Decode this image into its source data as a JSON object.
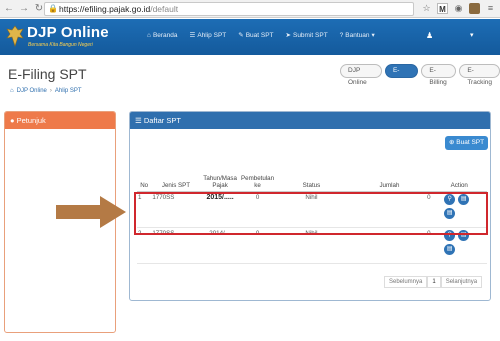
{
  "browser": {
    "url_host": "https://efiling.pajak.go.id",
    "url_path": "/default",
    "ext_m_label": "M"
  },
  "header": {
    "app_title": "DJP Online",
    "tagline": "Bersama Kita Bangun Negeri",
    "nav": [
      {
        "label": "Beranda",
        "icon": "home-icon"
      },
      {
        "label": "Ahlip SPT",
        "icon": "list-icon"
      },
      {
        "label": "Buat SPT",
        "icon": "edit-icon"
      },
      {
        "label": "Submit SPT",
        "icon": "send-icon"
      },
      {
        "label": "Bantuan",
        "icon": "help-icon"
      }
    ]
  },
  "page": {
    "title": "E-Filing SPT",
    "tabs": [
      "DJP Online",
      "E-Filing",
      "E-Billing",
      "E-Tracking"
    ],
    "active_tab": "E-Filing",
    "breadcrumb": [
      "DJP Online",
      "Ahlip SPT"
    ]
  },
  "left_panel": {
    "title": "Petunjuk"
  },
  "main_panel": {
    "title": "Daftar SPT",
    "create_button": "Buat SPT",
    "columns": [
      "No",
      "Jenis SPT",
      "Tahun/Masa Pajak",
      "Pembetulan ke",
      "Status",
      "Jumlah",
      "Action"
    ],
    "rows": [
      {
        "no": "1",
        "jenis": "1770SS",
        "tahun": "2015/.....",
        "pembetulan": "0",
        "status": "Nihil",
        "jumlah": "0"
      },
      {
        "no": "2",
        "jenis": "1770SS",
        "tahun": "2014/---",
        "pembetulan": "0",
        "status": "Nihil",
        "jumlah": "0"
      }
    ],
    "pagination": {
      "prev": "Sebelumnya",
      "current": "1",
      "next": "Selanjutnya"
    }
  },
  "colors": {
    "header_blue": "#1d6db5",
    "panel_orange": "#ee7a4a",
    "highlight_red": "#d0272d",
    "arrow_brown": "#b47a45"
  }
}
.....
## Exercise aim
Pull every line containing "Buat" from the material above.

## Output of the exercise
        "label": "Buat SPT",
    "create_button": "Buat SPT",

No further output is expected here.